### Supplied text:
Current HDTV Display Technologies
Note: As of 2014, plasma TVs are no longer in production.
Today’s display technologies produce excellent image quality. LED and LCD are the most popular, followed by plasma. OLED is a new display technology that is just starting to hit the market. I’ll talk more about this later.
I’d like to clear up some marketing misconceptions regarding LCD and LED displays. These two display types are actually the same. Let me explain, LED TVs are really an LCD TV. They both use the same type of panel. The key difference is how the displays produce an image. This technique is called “backlighting”.
LCDs use what is called CCFL (cold cathode fluorescent lamp) to produce an image. LED TVs use LEDs (light-emitting diode) to produce an image. There are two main types of LED backlighting techniques: edge-lit which places the LEDs along the edges of the display panel, and full-array with local dimming which places the LEDs in clusters across the display panel. Local dimming allows the display to control the black-levels to produce better dark images. Full-array backlighting produces a better image in terms of better contrast, deeper blacks, picture detail and color compared to edge-lit backlighting.
There is another type of backlighting now being used which is similar to full-array backlighting that is known as Direct-lit. This technique uses rolls or clusters of LEDs across the panel as full-array offers; however, fewer LEDs are used to light the display panel and they don’t have local dimming capability.
Since around 2005 LEDs have been replacing CCFL for backlighting. The reasons are due to increased efficiency and better image quality.
LED vs LCD
As I previously mentioned above, LED and LCD are the same technology. The backlighting techniques are what make them different. LED displays generally have a better image than LCD displays due to the use of light-emitting diodes (LEDs). The most notable difference is the better black levels in the image. They also produce better contrast(the difference between the brightest whites and the deepest blacks of the image) and have a brighter image. LED TVs also produce a sharp, detailed and bright visual image. And are a good choice for use in a very bright room. The cost of manufacturing LED TVs has decreased greatly and has virtually replaced LCD models on store shelves. To date, most of the major manufacturers have stopped producing LCD TVs.
PLASMA vs LED, LCD
Walk into your local electronics or department store and head over to the TV section and you will find walls of flat panel displays. Most of those displays, if you hadn’t noticed are LED-LCD models. LCD displays started dominating the market back in 2006 and have never looked back.

### Challenges:
A - Please write out the HDTV display passage between "Today’s display technologies" and "about this later.", inclusive.
B - Render this sentence from the HDTV display passage in Spanish: "Since around 2005 LEDs have been replacing CCFL for backlighting."
C - Extend the HDTV display passage with what might come after its final sentence.

### Dataset extract:
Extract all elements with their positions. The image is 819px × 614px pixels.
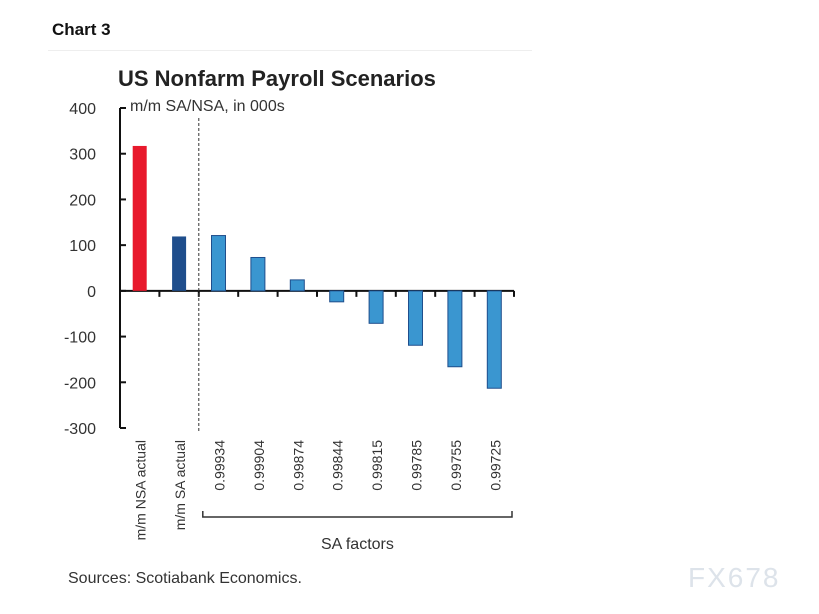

### Task-by-task outputs:
A -
Today’s display technologies produce excellent image quality. LED and LCD are the most popular, followed by plasma. OLED is a new display technology that is just starting to hit the market. I’ll talk more about this later.

B - Desde aproximadamente 2005, los LED han ido reemplazando a las CCFL en la retroiluminación.

C -
Ever notice how much brighter an LED-LCD image is compared to plasma while walking among all those TVs on display. That is one of the major reasons why LED-LCD TV’s are outselling plasma’s. Manufacturers have used this advantage along with the razor-sharp images that these sets produce to convince consumers that LED-LCD TV’s have the best image quality.
Picture Image Quality
In reality…or should I say technically, LED-LED TV’s don’t have a better image than plasma. I know, many of you are probably saying is this guy blind!
Well, here’s the deal. Most consumers have become accustomed to the bright and super sharp images these displays produce. And when you compare them to the plasma display sitting next to it on those brightly lit show-room floors, the plasma looks very soft and dim by comparison.
Now, lets even the playing find. Take those same two display types (of equal quality of course) and place them into a better viewing environment. Followed by making basic picture calibration adjustments, you will really begin to see what plasma has to offer.
The picture may initially take some getting used to, due to the fact that your eyes have become accustomed to viewing a bright LED-LCD display. Eventually, you will come to appreciate the rich warm colors and deep blacks that plasma’s produce, along with better off-axis viewing angles. Plasmas are also known for there very smooth and natural motion with fast on-screen action, like sports and video games.
LED-LCD, on the other hand, can suffer from motion blur while displaying fast motion. However, with a native refresh rate (how often a TV shows a new image) of 120Hz or an effective refresh rate of 240Hz, the motion blur problem of these displays has improved tremendously.
I don’t want this to come across as a bash LED-LCD article; on the contrary, these display types have their merits. If you do your TV viewing in a brightly lit room, LED-LCD is the way to go due to their bright image. They are also slimmer and more energy-efficient than plasmas. Screen image retention and burn-in are never a problem with this display type (as it can be with plasma) which makes it ideal for playing video games.
This display type does produce very good image quality. And many consumers do prefer the razor-sharp and sometimes digital “look” of the image these displays can produce.
It’s Your Choice
To be completely honest here, I very much enjoy the image quality of a good LED-LCD TV and would definitely put one on my shortlist of TV types to purchase. I just enjoy plasma more.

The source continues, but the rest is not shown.